* **Task instructions**
Pictures should be excluded; otherwise, copy every entry exactly.

* **Source material**
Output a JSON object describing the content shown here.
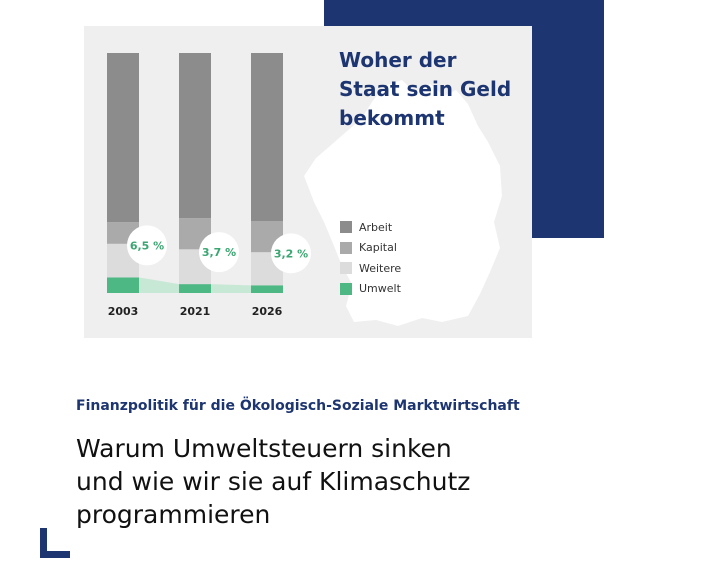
{
  "chart_data": {
    "type": "bar",
    "stacked": true,
    "title_lines": [
      "Woher der",
      "Staat sein Geld",
      "bekommt"
    ],
    "categories": [
      "2003",
      "2021",
      "2026"
    ],
    "series": [
      {
        "name": "Umwelt",
        "values": [
          6.5,
          3.7,
          3.2
        ],
        "color": "#4db883"
      },
      {
        "name": "Weitere",
        "values": [
          14.0,
          14.5,
          13.8
        ],
        "color": "#dcdcdc"
      },
      {
        "name": "Kapital",
        "values": [
          9.0,
          13.0,
          13.0
        ],
        "color": "#aaaaaa"
      },
      {
        "name": "Arbeit",
        "values": [
          70.5,
          68.8,
          70.0
        ],
        "color": "#8c8c8c"
      }
    ],
    "legend_order": [
      "Arbeit",
      "Kapital",
      "Weitere",
      "Umwelt"
    ],
    "data_labels": [
      "6,5 %",
      "3,7 %",
      "3,2 %"
    ],
    "ylim": [
      0,
      100
    ],
    "legend_position": "right",
    "grid": false
  },
  "subtitle": "Finanzpolitik für die Ökologisch-Soziale Marktwirtschaft",
  "headline_lines": [
    "Warum Umweltsteuern sinken",
    "und wie wir sie auf Klimaschutz",
    "programmieren"
  ],
  "colors": {
    "navy": "#1d3570",
    "card_background": "#efefef",
    "map_fill": "#ffffff",
    "umwelt_light": "#c8e8d6"
  }
}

* **Result of the task**
Output a JSON object describing the content shown here.
{
  "chart_data": {
    "type": "bar",
    "stacked": true,
    "title_lines": [
      "Woher der",
      "Staat sein Geld",
      "bekommt"
    ],
    "categories": [
      "2003",
      "2021",
      "2026"
    ],
    "series": [
      {
        "name": "Umwelt",
        "values": [
          6.5,
          3.7,
          3.2
        ],
        "color": "#4db883"
      },
      {
        "name": "Weitere",
        "values": [
          14.0,
          14.5,
          13.8
        ],
        "color": "#dcdcdc"
      },
      {
        "name": "Kapital",
        "values": [
          9.0,
          13.0,
          13.0
        ],
        "color": "#aaaaaa"
      },
      {
        "name": "Arbeit",
        "values": [
          70.5,
          68.8,
          70.0
        ],
        "color": "#8c8c8c"
      }
    ],
    "legend_order": [
      "Arbeit",
      "Kapital",
      "Weitere",
      "Umwelt"
    ],
    "data_labels": [
      "6,5 %",
      "3,7 %",
      "3,2 %"
    ],
    "ylim": [
      0,
      100
    ],
    "legend_position": "right",
    "grid": false
  },
  "subtitle": "Finanzpolitik für die Ökologisch-Soziale Marktwirtschaft",
  "headline_lines": [
    "Warum Umweltsteuern sinken",
    "und wie wir sie auf Klimaschutz",
    "programmieren"
  ],
  "colors": {
    "navy": "#1d3570",
    "card_background": "#efefef",
    "map_fill": "#ffffff",
    "umwelt_light": "#c8e8d6"
  }
}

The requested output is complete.